Requirement ▸ Your task is to copy every line of the records below that contains "موضع".

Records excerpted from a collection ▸

^^^^^^^^^^^^^^^^

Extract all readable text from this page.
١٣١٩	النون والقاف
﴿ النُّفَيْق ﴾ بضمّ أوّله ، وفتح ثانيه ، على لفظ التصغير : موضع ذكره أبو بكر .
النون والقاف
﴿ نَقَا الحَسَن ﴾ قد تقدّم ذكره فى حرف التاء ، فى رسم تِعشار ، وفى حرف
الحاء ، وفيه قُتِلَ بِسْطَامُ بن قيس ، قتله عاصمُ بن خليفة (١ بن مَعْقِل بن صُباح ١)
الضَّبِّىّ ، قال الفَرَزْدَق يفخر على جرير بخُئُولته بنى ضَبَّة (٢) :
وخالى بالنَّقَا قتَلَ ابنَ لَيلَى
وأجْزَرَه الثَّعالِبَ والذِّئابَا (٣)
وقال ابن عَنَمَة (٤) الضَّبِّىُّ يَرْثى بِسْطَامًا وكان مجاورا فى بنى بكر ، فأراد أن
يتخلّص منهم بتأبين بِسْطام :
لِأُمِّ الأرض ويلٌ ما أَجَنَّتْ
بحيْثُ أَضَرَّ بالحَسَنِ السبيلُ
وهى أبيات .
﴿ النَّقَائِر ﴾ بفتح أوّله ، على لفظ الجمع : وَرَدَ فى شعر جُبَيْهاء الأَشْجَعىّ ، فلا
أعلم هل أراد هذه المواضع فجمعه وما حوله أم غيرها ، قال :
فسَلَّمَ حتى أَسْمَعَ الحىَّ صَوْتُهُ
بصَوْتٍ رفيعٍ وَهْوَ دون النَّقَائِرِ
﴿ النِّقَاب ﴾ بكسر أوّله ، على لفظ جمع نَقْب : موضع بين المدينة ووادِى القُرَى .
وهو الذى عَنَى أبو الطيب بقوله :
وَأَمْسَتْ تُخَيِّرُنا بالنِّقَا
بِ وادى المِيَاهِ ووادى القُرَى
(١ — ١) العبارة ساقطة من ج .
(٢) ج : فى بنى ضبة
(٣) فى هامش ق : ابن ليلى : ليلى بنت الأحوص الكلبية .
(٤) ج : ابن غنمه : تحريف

^^^^^^^^^^^^^^^^

Response ▸
﴿ النُّفَيْق ﴾ بضمّ أوّله ، وفتح ثانيه ، على لفظ التصغير : موضع ذكره أبو بكر .
﴿ النِّقَاب ﴾ بكسر أوّله ، على لفظ جمع نَقْب : موضع بين المدينة ووادِى القُرَى .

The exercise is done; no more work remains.